*Input for this task*.
________________
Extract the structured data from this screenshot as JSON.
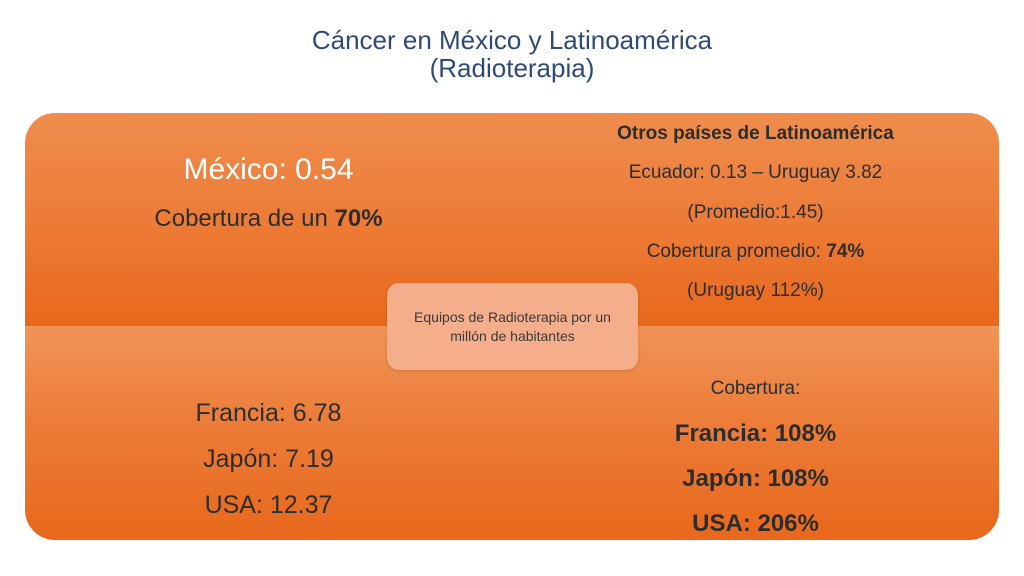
{
  "title": {
    "line1": "Cáncer en México y Latinoamérica",
    "line2": "(Radioterapia)"
  },
  "top_left": {
    "headline": "México: 0.54",
    "coverage_prefix": "Cobertura de un ",
    "coverage_value": "70%"
  },
  "top_right": {
    "heading": "Otros países de Latinoamérica",
    "range": "Ecuador: 0.13 – Uruguay 3.82",
    "average": "(Promedio:1.45)",
    "coverage_prefix": "Cobertura promedio: ",
    "coverage_value": "74%",
    "uruguay_note": "(Uruguay 112%)"
  },
  "center": {
    "label": "Equipos de Radioterapia por un millón de habitantes"
  },
  "bottom_left": {
    "items": [
      "Francia: 6.78",
      "Japón: 7.19",
      "USA: 12.37"
    ]
  },
  "bottom_right": {
    "heading": "Cobertura:",
    "items": [
      "Francia: 108%",
      "Japón: 108%",
      "USA: 206%"
    ]
  },
  "colors": {
    "title": "#2f4a74",
    "panel": "#ec7a35",
    "center_box": "#f4ae8c",
    "dark_text": "#2d2d2d"
  }
}
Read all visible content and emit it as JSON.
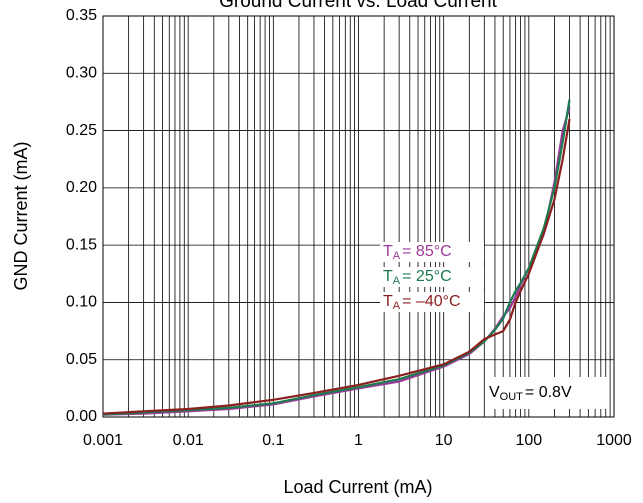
{
  "chart_data": {
    "type": "line",
    "title": "Ground Current vs. Load Current",
    "xlabel": "Load Current (mA)",
    "ylabel": "GND Current (mA)",
    "xscale": "log",
    "xlim": [
      0.001,
      1000
    ],
    "ylim": [
      0,
      0.35
    ],
    "xticks": [
      0.001,
      0.01,
      0.1,
      1,
      10,
      100,
      1000
    ],
    "xminorticks": [
      0.002,
      0.003,
      0.004,
      0.005,
      0.006,
      0.007,
      0.008,
      0.009,
      0.02,
      0.03,
      0.04,
      0.05,
      0.06,
      0.07,
      0.08,
      0.09,
      0.2,
      0.3,
      0.4,
      0.5,
      0.6,
      0.7,
      0.8,
      0.9,
      2,
      3,
      4,
      5,
      6,
      7,
      8,
      9,
      20,
      30,
      40,
      50,
      60,
      70,
      80,
      90,
      200,
      300,
      400,
      500,
      600,
      700,
      800,
      900
    ],
    "yticks": [
      {
        "value": 0,
        "label": "0.00"
      },
      {
        "value": 0.05,
        "label": "0.05"
      },
      {
        "value": 0.1,
        "label": "0.10"
      },
      {
        "value": 0.15,
        "label": "0.15"
      },
      {
        "value": 0.2,
        "label": "0.20"
      },
      {
        "value": 0.25,
        "label": "0.25"
      },
      {
        "value": 0.3,
        "label": "0.30"
      },
      {
        "value": 0.35,
        "label": "0.35"
      }
    ],
    "grid": true,
    "x": [
      0.001,
      0.003,
      0.01,
      0.03,
      0.1,
      0.3,
      1,
      3,
      10,
      20,
      30,
      40,
      50,
      60,
      70,
      80,
      100,
      150,
      200,
      250,
      300
    ],
    "series": [
      {
        "label": {
          "main": "T",
          "sub": "A",
          "rest": "= 85°C"
        },
        "color": "#9b3a9b",
        "values": [
          0.002,
          0.003,
          0.005,
          0.007,
          0.011,
          0.018,
          0.025,
          0.031,
          0.044,
          0.055,
          0.066,
          0.077,
          0.088,
          0.095,
          0.105,
          0.115,
          0.13,
          0.16,
          0.205,
          0.25,
          0.27
        ]
      },
      {
        "label": {
          "main": "T",
          "sub": "A",
          "rest": "= 25°C"
        },
        "color": "#1b7a4e",
        "values": [
          0.002,
          0.004,
          0.006,
          0.008,
          0.012,
          0.019,
          0.026,
          0.033,
          0.045,
          0.056,
          0.066,
          0.076,
          0.086,
          0.1,
          0.11,
          0.117,
          0.13,
          0.165,
          0.2,
          0.24,
          0.277
        ]
      },
      {
        "label": {
          "main": "T",
          "sub": "A",
          "rest": "= –40°C"
        },
        "color": "#8b1f1f",
        "values": [
          0.003,
          0.005,
          0.007,
          0.01,
          0.015,
          0.021,
          0.028,
          0.036,
          0.046,
          0.057,
          0.068,
          0.072,
          0.075,
          0.085,
          0.1,
          0.11,
          0.125,
          0.16,
          0.19,
          0.225,
          0.26
        ]
      }
    ],
    "annotation": {
      "main": "V",
      "sub": "OUT",
      "rest": "= 0.8V"
    }
  }
}
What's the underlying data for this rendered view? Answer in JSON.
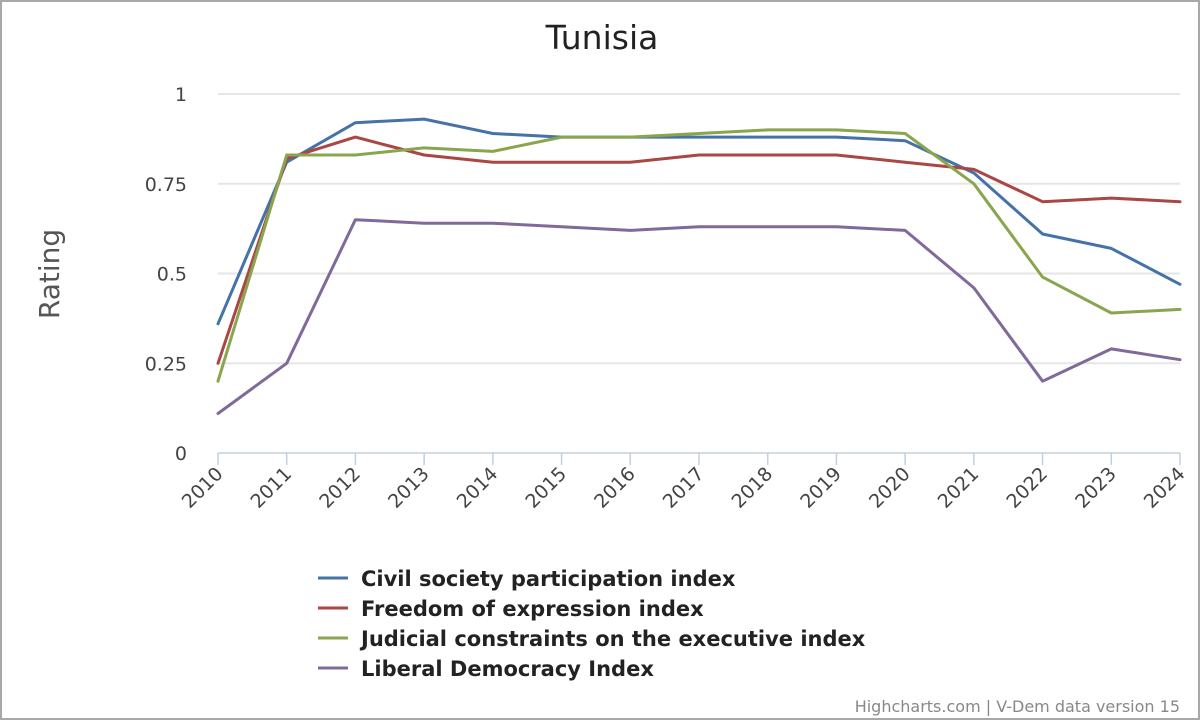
{
  "chart_data": {
    "type": "line",
    "title": "Tunisia",
    "xlabel": "",
    "ylabel": "Rating",
    "ylim": [
      0,
      1
    ],
    "y_ticks": [
      "0",
      "0.25",
      "0.5",
      "0.75",
      "1"
    ],
    "y_tick_values": [
      0,
      0.25,
      0.5,
      0.75,
      1
    ],
    "categories": [
      "2010",
      "2011",
      "2012",
      "2013",
      "2014",
      "2015",
      "2016",
      "2017",
      "2018",
      "2019",
      "2020",
      "2021",
      "2022",
      "2023",
      "2024"
    ],
    "series": [
      {
        "name": "Civil society participation index",
        "color": "#4572a7",
        "values": [
          0.36,
          0.81,
          0.92,
          0.93,
          0.89,
          0.88,
          0.88,
          0.88,
          0.88,
          0.88,
          0.87,
          0.78,
          0.61,
          0.57,
          0.47
        ]
      },
      {
        "name": "Freedom of expression index",
        "color": "#aa4643",
        "values": [
          0.25,
          0.82,
          0.88,
          0.83,
          0.81,
          0.81,
          0.81,
          0.83,
          0.83,
          0.83,
          0.81,
          0.79,
          0.7,
          0.71,
          0.7
        ]
      },
      {
        "name": "Judicial constraints on the executive index",
        "color": "#89a54e",
        "values": [
          0.2,
          0.83,
          0.83,
          0.85,
          0.84,
          0.88,
          0.88,
          0.89,
          0.9,
          0.9,
          0.89,
          0.75,
          0.49,
          0.39,
          0.4
        ]
      },
      {
        "name": "Liberal Democracy Index",
        "color": "#80699b",
        "values": [
          0.11,
          0.25,
          0.65,
          0.64,
          0.64,
          0.63,
          0.62,
          0.63,
          0.63,
          0.63,
          0.62,
          0.46,
          0.2,
          0.29,
          0.26
        ]
      }
    ],
    "legend_position": "bottom-center",
    "grid": true
  },
  "credits": "Highcharts.com | V-Dem data version 15"
}
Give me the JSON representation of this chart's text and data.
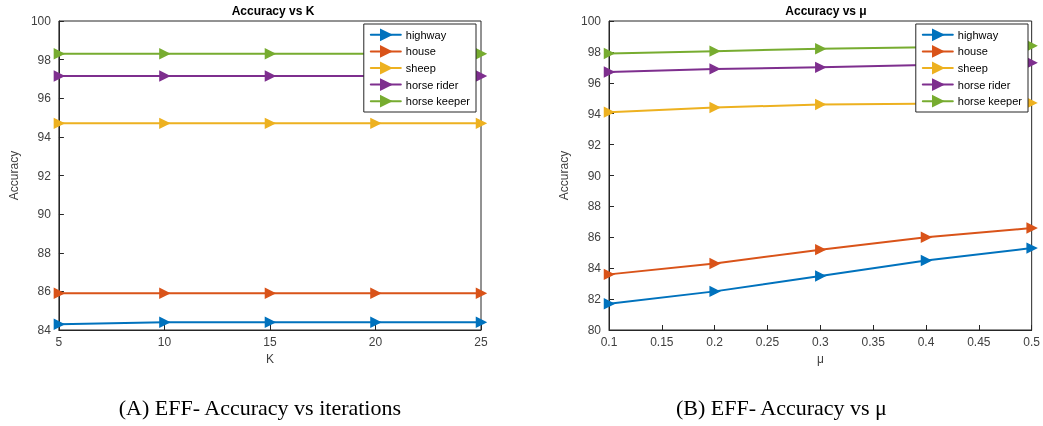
________________
*Goal*. Tell how many lines contain the word "title", using only the number.

*Correct result*. 4